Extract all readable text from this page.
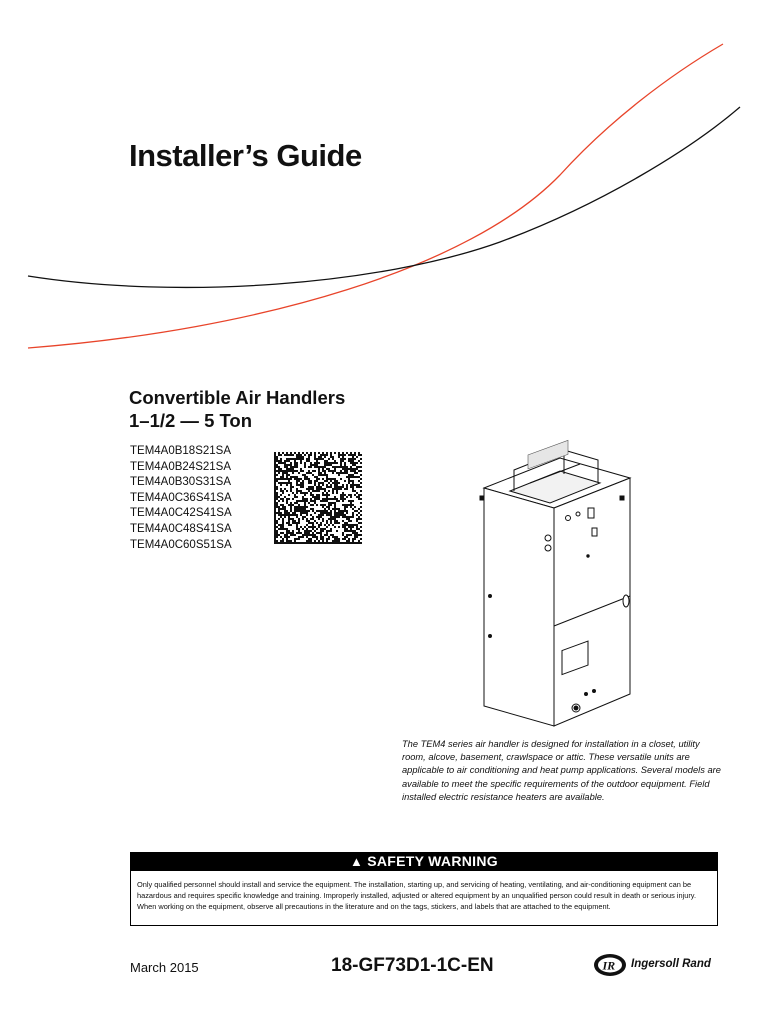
Installer’s Guide
Convertible Air Handlers
1–1/2 — 5 Ton
TEM4A0B18S21SA
TEM4A0B24S21SA
TEM4A0B30S31SA
TEM4A0C36S41SA
TEM4A0C42S41SA
TEM4A0C48S41SA
TEM4A0C60S51SA
The TEM4 series air handler is designed for installation in a closet, utility room, alcove, basement, crawlspace or attic. These versatile units are applicable to air conditioning and heat pump applications. Several models are available to meet the specific requirements of the outdoor equipment. Field installed electric resistance heaters are available.
▲ SAFETY WARNING
Only qualified personnel should install and service the equipment. The installation, starting up, and servicing of heating, ventilating, and air-conditioning equipment can be hazardous and requires specific knowledge and training. Improperly installed, adjusted or altered equipment by an unqualified person could result in death or serious injury. When working on the equipment, observe all precautions in the literature and on the tags, stickers, and labels that are attached to the equipment.
March 2015	18-GF73D1-1C-EN	IR Ingersoll Rand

-- Given request --
Quote the records in full and exactly; skip any image.

-- Written answer --
Extract all readable text from this page.
Installer’s Guide
Convertible Air Handlers
1–1/2 — 5 Ton
TEM4A0B18S21SA
TEM4A0B24S21SA
TEM4A0B30S31SA
TEM4A0C36S41SA
TEM4A0C42S41SA
TEM4A0C48S41SA
TEM4A0C60S51SA
The TEM4 series air handler is designed for installation in a closet, utility room, alcove, basement, crawlspace or attic. These versatile units are applicable to air conditioning and heat pump applications. Several models are available to meet the specific requirements of the outdoor equipment. Field installed electric resistance heaters are available.
▲ SAFETY WARNING
Only qualified personnel should install and service the equipment. The installation, starting up, and servicing of heating, ventilating, and air-conditioning equipment can be hazardous and requires specific knowledge and training. Improperly installed, adjusted or altered equipment by an unqualified person could result in death or serious injury. When working on the equipment, observe all precautions in the literature and on the tags, stickers, and labels that are attached to the equipment.
March 2015	18-GF73D1-1C-EN	IR Ingersoll Rand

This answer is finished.